[Dataset excerpt]
----

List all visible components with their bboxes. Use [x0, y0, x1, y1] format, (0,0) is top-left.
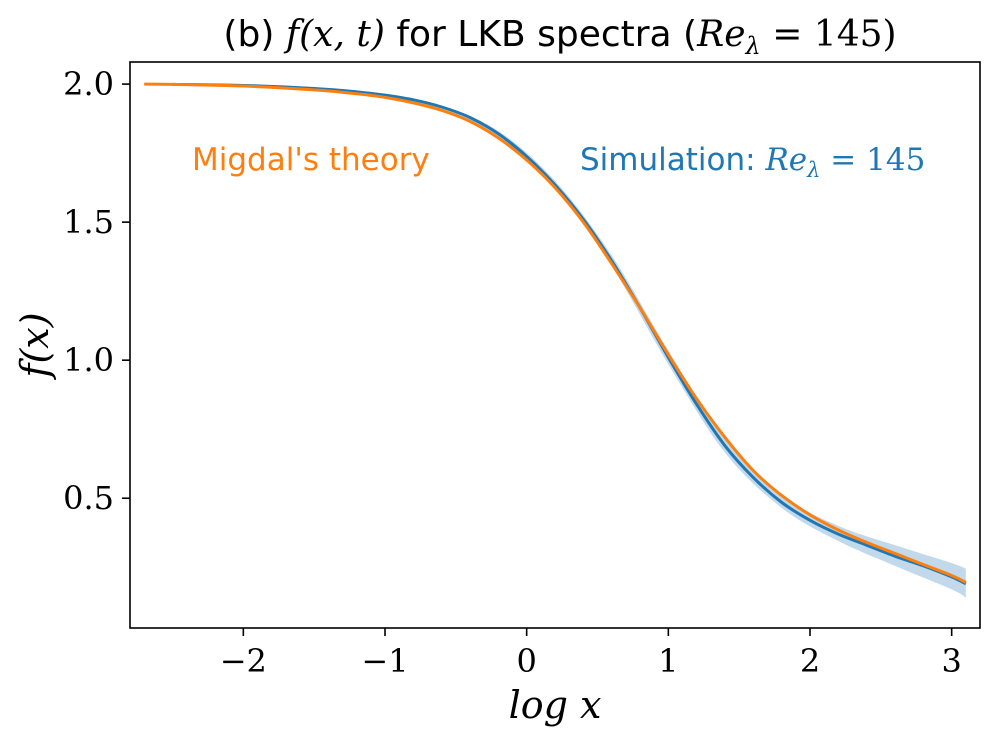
y-tick-label: 2.0: [63, 65, 114, 103]
x-axis-label: log x: [509, 683, 602, 727]
y-tick-label: 1.0: [63, 341, 114, 379]
y-axis-label: f(x): [13, 312, 57, 380]
title-prefix: (b): [223, 14, 285, 55]
simulation-annotation-sub: λ: [806, 158, 820, 182]
axes-frame: [129, 61, 981, 629]
y-axis-ticks: 0.5 1.0 1.5 2.0: [63, 65, 130, 517]
x-tick-label: 1: [658, 642, 678, 680]
simulation-annotation-eq: = 145: [820, 142, 925, 178]
plot-area: [144, 82, 967, 598]
y-tick-label: 1.5: [63, 203, 114, 241]
title-math-sub: λ: [745, 32, 761, 60]
simulation-annotation-prefix: Simulation:: [580, 142, 765, 178]
title-math-re: Re: [696, 14, 745, 55]
y-tick-label: 0.5: [63, 479, 114, 517]
x-tick-label: 2: [800, 642, 820, 680]
title-mid: for LKB spectra (: [385, 14, 697, 55]
x-tick-label: 0: [516, 642, 536, 680]
simulation-annotation: Simulation: Reλ = 145: [580, 142, 925, 182]
title-math-eq: = 145): [761, 14, 897, 55]
x-tick-label: −1: [361, 642, 408, 680]
theory-line: [144, 82, 967, 584]
simulation-annotation-re: Re: [764, 142, 807, 178]
chart-title: (b) f(x, t) for LKB spectra (Reλ = 145): [223, 14, 896, 60]
x-tick-label: −2: [220, 642, 267, 680]
x-axis-ticks: −2 −1 0 1 2 3: [220, 628, 962, 680]
x-tick-label: 3: [941, 642, 961, 680]
theory-annotation: Migdal's theory: [192, 142, 430, 178]
title-math-f: f(x, t): [283, 14, 385, 55]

----

## [The problem]
Change "plot-area" to "plotting-region" throughout the lines above, and reproduce them with nothing else altered. Leave the pictures out of your answer.

## [Correct result]
List all visible components with their bboxes. Use [x0, y0, x1, y1] format, (0,0) is top-left.
y-tick-label: 2.0: [63, 65, 114, 103]
x-axis-label: log x: [509, 683, 602, 727]
y-tick-label: 1.0: [63, 341, 114, 379]
y-axis-label: f(x): [13, 312, 57, 380]
title-prefix: (b): [223, 14, 285, 55]
simulation-annotation-sub: λ: [806, 158, 820, 182]
axes-frame: [129, 61, 981, 629]
y-axis-ticks: 0.5 1.0 1.5 2.0: [63, 65, 130, 517]
x-tick-label: 1: [658, 642, 678, 680]
simulation-annotation-eq: = 145: [820, 142, 925, 178]
plotting-region: [144, 82, 967, 598]
y-tick-label: 1.5: [63, 203, 114, 241]
title-math-sub: λ: [745, 32, 761, 60]
simulation-annotation-prefix: Simulation:: [580, 142, 765, 178]
title-math-re: Re: [696, 14, 745, 55]
y-tick-label: 0.5: [63, 479, 114, 517]
x-tick-label: 2: [800, 642, 820, 680]
title-mid: for LKB spectra (: [385, 14, 697, 55]
x-tick-label: 0: [516, 642, 536, 680]
simulation-annotation: Simulation: Reλ = 145: [580, 142, 925, 182]
title-math-eq: = 145): [761, 14, 897, 55]
x-tick-label: −1: [361, 642, 408, 680]
theory-line: [144, 82, 967, 584]
simulation-annotation-re: Re: [764, 142, 807, 178]
chart-title: (b) f(x, t) for LKB spectra (Reλ = 145): [223, 14, 896, 60]
x-tick-label: −2: [220, 642, 267, 680]
x-axis-ticks: −2 −1 0 1 2 3: [220, 628, 962, 680]
x-tick-label: 3: [941, 642, 961, 680]
theory-annotation: Migdal's theory: [192, 142, 430, 178]
title-math-f: f(x, t): [283, 14, 385, 55]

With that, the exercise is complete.